> [Exercise]: Could you write out, word for word, the part of the passage below on King Manasseh starting with "Now as I said, you" and going on through "that Kings doesn’t."?

==== Passage given

It wasn’t too late for Manasseh. Josiah was responsive, but that was really with the people. Manasseh was his own personal sin. In fact, you could make the case that Manasseh is the only one who really is rebuked for his personal sin and turns away from it, in these kings.
Now as I said, you get a very different picture of Manasseh if you read 2 Kings 21. Elsewhere Jeremiah 15:4 says “I will make them abhorrent to all the kingdoms of the earth because of what Manasseh, son of Hezekiah, king of Judah, did in Israel.” So Manasseh sort of writ large over his life is this legacy of wickedness. And you might say, well, the two accounts don’t make sense, the one in Kings and the one in Chronicles. They are focusing on different themes: Kings wants to show that wickedness led the people into exile, Chronicles wants to show that repentance can bring them back into God’s favor. That’s the different theme. Kings, see, wickedness got us into this trouble. Chronicles, repentance can bring us back. And so they highlight this story that Kings doesn’t.
Don’t miss, there are two miracles in this passage. You may say well, it doesn’t seem like, you know, the feeding of the 5000, it doesn’t seem like the kind of miracles we see with Elijah and Elisha and people coming back to life and axe heads floating and all sorts of crazy stuff going on and bears mauling people for being bald and all the… No, there are two miracles here. Don’t miss them.
Number one, Manasseh changes. He repents. That’s a miracle. And number two, God forgave. Those are the two miracles.

========
==== Provided information

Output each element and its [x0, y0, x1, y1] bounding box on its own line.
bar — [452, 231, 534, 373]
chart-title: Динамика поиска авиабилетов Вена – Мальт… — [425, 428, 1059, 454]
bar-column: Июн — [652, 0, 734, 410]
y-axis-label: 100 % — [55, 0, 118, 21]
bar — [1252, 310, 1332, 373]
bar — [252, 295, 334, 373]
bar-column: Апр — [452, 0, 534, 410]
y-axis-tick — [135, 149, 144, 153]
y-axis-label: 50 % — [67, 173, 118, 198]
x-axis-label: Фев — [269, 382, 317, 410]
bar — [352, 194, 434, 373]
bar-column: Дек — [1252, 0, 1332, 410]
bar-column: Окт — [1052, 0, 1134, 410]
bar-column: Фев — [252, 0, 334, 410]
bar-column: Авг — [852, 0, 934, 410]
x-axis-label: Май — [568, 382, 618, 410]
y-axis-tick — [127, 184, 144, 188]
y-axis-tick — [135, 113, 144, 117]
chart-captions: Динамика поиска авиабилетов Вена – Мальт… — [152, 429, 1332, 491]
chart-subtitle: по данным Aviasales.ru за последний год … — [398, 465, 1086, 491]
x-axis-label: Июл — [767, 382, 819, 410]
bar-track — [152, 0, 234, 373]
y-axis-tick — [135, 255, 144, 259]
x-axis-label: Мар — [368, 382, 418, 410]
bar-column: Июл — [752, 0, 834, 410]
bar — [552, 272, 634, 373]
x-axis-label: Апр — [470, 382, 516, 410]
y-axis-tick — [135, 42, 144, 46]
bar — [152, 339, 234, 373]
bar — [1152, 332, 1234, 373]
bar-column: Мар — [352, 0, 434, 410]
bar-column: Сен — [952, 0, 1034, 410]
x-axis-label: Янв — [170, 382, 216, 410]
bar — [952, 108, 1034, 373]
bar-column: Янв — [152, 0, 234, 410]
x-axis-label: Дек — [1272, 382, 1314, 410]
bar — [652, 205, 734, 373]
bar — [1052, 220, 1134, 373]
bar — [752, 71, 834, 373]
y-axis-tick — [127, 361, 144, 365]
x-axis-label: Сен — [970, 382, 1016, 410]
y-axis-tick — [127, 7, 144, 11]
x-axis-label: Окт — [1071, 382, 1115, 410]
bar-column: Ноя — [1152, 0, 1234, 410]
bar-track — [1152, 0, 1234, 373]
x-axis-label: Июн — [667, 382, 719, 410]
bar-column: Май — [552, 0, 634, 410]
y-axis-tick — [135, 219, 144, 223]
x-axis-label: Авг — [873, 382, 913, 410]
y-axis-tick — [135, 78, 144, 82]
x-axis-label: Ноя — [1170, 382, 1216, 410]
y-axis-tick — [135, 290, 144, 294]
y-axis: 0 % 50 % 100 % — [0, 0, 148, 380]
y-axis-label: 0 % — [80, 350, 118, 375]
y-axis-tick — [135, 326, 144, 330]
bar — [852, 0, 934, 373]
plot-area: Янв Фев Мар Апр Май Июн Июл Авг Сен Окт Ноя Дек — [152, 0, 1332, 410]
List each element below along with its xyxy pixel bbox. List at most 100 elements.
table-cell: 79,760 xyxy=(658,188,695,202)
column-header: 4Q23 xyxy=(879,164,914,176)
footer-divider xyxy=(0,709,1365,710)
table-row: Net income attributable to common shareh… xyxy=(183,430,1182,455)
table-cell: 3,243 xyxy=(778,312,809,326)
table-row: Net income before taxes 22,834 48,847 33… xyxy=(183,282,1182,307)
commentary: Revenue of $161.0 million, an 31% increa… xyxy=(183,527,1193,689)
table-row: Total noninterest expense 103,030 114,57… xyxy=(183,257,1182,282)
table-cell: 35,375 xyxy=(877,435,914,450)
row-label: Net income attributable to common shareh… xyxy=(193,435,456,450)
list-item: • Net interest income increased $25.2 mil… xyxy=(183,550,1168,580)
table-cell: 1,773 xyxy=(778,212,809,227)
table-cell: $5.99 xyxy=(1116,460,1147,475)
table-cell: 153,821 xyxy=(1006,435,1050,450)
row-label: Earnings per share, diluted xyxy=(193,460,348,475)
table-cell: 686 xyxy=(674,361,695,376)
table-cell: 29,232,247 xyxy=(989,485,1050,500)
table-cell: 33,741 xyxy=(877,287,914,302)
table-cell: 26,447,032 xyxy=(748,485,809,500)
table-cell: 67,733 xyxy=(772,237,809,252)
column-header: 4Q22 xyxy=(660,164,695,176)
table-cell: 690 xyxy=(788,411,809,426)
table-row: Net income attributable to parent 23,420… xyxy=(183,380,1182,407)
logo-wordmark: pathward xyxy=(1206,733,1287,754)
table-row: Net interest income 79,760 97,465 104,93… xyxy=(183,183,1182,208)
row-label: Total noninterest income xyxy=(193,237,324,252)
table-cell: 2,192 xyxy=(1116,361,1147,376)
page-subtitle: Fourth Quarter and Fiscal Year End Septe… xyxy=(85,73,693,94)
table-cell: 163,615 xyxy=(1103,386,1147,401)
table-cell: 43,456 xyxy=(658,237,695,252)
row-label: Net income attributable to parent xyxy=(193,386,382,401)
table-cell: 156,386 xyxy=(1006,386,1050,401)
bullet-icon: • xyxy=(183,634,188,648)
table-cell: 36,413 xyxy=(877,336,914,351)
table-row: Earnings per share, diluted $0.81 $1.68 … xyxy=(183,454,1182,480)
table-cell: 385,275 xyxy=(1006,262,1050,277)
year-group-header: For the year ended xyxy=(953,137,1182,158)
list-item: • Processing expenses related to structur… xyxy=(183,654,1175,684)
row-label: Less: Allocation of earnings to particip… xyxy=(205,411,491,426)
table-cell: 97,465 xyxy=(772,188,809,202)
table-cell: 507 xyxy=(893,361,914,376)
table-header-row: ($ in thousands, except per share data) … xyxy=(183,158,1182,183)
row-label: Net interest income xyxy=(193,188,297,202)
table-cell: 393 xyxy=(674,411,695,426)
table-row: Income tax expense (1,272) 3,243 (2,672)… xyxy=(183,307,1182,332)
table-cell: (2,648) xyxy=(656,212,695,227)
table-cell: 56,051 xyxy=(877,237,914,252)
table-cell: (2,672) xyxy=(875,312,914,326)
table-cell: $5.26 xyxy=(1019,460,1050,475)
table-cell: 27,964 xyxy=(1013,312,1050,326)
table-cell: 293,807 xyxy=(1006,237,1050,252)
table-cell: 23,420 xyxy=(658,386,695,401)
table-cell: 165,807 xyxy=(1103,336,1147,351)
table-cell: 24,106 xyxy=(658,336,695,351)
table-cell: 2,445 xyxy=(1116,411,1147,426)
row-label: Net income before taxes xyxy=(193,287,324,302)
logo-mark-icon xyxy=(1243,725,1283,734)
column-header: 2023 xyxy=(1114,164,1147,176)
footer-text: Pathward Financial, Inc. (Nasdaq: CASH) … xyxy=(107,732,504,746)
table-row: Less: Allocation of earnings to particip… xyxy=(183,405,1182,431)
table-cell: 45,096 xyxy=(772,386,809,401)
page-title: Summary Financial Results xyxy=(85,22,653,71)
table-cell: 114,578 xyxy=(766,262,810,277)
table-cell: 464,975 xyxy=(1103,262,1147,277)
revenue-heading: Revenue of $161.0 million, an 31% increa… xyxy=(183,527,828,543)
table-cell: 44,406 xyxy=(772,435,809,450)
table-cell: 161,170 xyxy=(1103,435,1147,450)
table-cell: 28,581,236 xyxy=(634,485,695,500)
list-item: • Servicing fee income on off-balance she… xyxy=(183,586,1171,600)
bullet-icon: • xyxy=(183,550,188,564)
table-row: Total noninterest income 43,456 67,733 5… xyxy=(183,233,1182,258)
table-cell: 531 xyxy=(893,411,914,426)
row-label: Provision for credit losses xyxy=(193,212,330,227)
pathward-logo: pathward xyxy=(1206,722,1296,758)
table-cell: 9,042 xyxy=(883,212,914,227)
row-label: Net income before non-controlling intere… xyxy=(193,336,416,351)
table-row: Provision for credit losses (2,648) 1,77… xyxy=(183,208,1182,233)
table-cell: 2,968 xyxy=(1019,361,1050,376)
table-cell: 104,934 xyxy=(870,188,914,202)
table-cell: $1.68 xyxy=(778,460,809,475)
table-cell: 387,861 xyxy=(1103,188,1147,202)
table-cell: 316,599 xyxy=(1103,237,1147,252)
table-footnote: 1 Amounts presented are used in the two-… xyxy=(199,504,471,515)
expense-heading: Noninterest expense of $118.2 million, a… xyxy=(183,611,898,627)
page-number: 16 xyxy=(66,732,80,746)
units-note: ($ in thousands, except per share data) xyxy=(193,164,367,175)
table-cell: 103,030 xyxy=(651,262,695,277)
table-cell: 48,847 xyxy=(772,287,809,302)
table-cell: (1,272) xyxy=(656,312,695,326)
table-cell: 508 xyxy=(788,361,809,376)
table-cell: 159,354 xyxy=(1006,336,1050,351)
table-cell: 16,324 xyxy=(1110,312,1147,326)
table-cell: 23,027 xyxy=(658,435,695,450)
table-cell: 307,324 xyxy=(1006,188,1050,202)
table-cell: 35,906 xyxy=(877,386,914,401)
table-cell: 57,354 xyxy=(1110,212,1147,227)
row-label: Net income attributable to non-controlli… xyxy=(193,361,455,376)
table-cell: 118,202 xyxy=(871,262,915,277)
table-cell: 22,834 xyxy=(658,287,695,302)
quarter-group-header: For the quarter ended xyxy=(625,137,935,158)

========

> [Response for this exercise]:
Now as I said, you get a very different picture of Manasseh if you read 2 Kings 21. Elsewhere Jeremiah 15:4 says “I will make them abhorrent to all the kingdoms of the earth because of what Manasseh, son of Hezekiah, king of Judah, did in Israel.” So Manasseh sort of writ large over his life is this legacy of wickedness. And you might say, well, the two accounts don’t make sense, the one in Kings and the one in Chronicles. They are focusing on different themes: Kings wants to show that wickedness led the people into exile, Chronicles wants to show that repentance can bring them back into God’s favor. That’s the different theme. Kings, see, wickedness got us into this trouble. Chronicles, repentance can bring us back. And so they highlight this story that Kings doesn’t.